All of the entries must be reproduced exactly, with no images carried over.

-- start of DATA IN THIS EXERCISE --

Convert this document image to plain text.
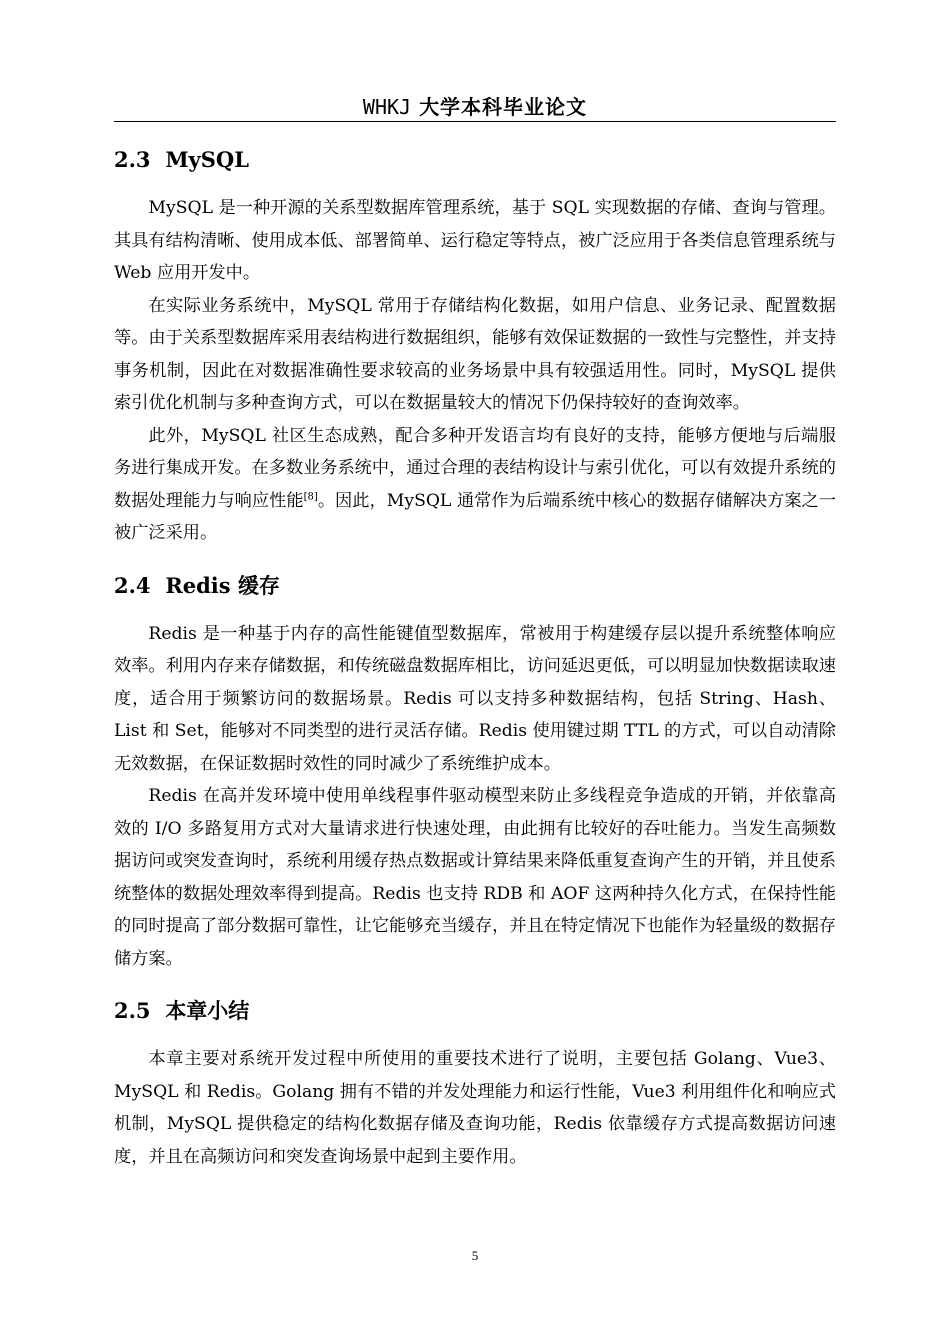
WHKJ 大学本科毕业论文
2.3 MySQL

MySQL 是一种开源的关系型数据库管理系统，基于 SQL 实现数据的存储、查询与管理。其具有结构清晰、使用成本低、部署简单、运行稳定等特点，被广泛应用于各类信息管理系统与 Web 应用开发中。

在实际业务系统中，MySQL 常用于存储结构化数据，如用户信息、业务记录、配置数据等。由于关系型数据库采用表结构进行数据组织，能够有效保证数据的一致性与完整性，并支持事务机制，因此在对数据准确性要求较高的业务场景中具有较强适用性。同时，MySQL 提供索引优化机制与多种查询方式，可以在数据量较大的情况下仍保持较好的查询效率。

此外，MySQL 社区生态成熟，配合多种开发语言均有良好的支持，能够方便地与后端服务进行集成开发。在多数业务系统中，通过合理的表结构设计与索引优化，可以有效提升系统的数据处理能力与响应性能[8]。因此，MySQL 通常作为后端系统中核心的数据存储解决方案之一被广泛采用。

2.4 Redis 缓存

Redis 是一种基于内存的高性能键值型数据库，常被用于构建缓存层以提升系统整体响应效率。利用内存来存储数据，和传统磁盘数据库相比，访问延迟更低，可以明显加快数据读取速度，适合用于频繁访问的数据场景。Redis 可以支持多种数据结构，包括 String、Hash、List 和 Set，能够对不同类型的进行灵活存储。Redis 使用键过期 TTL 的方式，可以自动清除无效数据，在保证数据时效性的同时减少了系统维护成本。

Redis 在高并发环境中使用单线程事件驱动模型来防止多线程竞争造成的开销，并依靠高效的 I/O 多路复用方式对大量请求进行快速处理，由此拥有比较好的吞吐能力。当发生高频数据访问或突发查询时，系统利用缓存热点数据或计算结果来降低重复查询产生的开销，并且使系统整体的数据处理效率得到提高。Redis 也支持 RDB 和 AOF 这两种持久化方式，在保持性能的同时提高了部分数据可靠性，让它能够充当缓存，并且在特定情况下也能作为轻量级的数据存储方案。

2.5 本章小结

本章主要对系统开发过程中所使用的重要技术进行了说明，主要包括 Golang、Vue3、MySQL 和 Redis。Golang 拥有不错的并发处理能力和运行性能，Vue3 利用组件化和响应式机制，MySQL 提供稳定的结构化数据存储及查询功能，Redis 依靠缓存方式提高数据访问速度，并且在高频访问和突发查询场景中起到主要作用。

5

-- end of DATA IN THIS EXERCISE --

__ANSWER TO THE EXERCISE__
Convert this document image to plain text.
WHKJ 大学本科毕业论文
2.3 MySQL

MySQL 是一种开源的关系型数据库管理系统，基于 SQL 实现数据的存储、查询与管理。其具有结构清晰、使用成本低、部署简单、运行稳定等特点，被广泛应用于各类信息管理系统与 Web 应用开发中。

在实际业务系统中，MySQL 常用于存储结构化数据，如用户信息、业务记录、配置数据等。由于关系型数据库采用表结构进行数据组织，能够有效保证数据的一致性与完整性，并支持事务机制，因此在对数据准确性要求较高的业务场景中具有较强适用性。同时，MySQL 提供索引优化机制与多种查询方式，可以在数据量较大的情况下仍保持较好的查询效率。

此外，MySQL 社区生态成熟，配合多种开发语言均有良好的支持，能够方便地与后端服务进行集成开发。在多数业务系统中，通过合理的表结构设计与索引优化，可以有效提升系统的数据处理能力与响应性能[8]。因此，MySQL 通常作为后端系统中核心的数据存储解决方案之一被广泛采用。

2.4 Redis 缓存

Redis 是一种基于内存的高性能键值型数据库，常被用于构建缓存层以提升系统整体响应效率。利用内存来存储数据，和传统磁盘数据库相比，访问延迟更低，可以明显加快数据读取速度，适合用于频繁访问的数据场景。Redis 可以支持多种数据结构，包括 String、Hash、List 和 Set，能够对不同类型的进行灵活存储。Redis 使用键过期 TTL 的方式，可以自动清除无效数据，在保证数据时效性的同时减少了系统维护成本。

Redis 在高并发环境中使用单线程事件驱动模型来防止多线程竞争造成的开销，并依靠高效的 I/O 多路复用方式对大量请求进行快速处理，由此拥有比较好的吞吐能力。当发生高频数据访问或突发查询时，系统利用缓存热点数据或计算结果来降低重复查询产生的开销，并且使系统整体的数据处理效率得到提高。Redis 也支持 RDB 和 AOF 这两种持久化方式，在保持性能的同时提高了部分数据可靠性，让它能够充当缓存，并且在特定情况下也能作为轻量级的数据存储方案。

2.5 本章小结

本章主要对系统开发过程中所使用的重要技术进行了说明，主要包括 Golang、Vue3、MySQL 和 Redis。Golang 拥有不错的并发处理能力和运行性能，Vue3 利用组件化和响应式机制，MySQL 提供稳定的结构化数据存储及查询功能，Redis 依靠缓存方式提高数据访问速度，并且在高频访问和突发查询场景中起到主要作用。

5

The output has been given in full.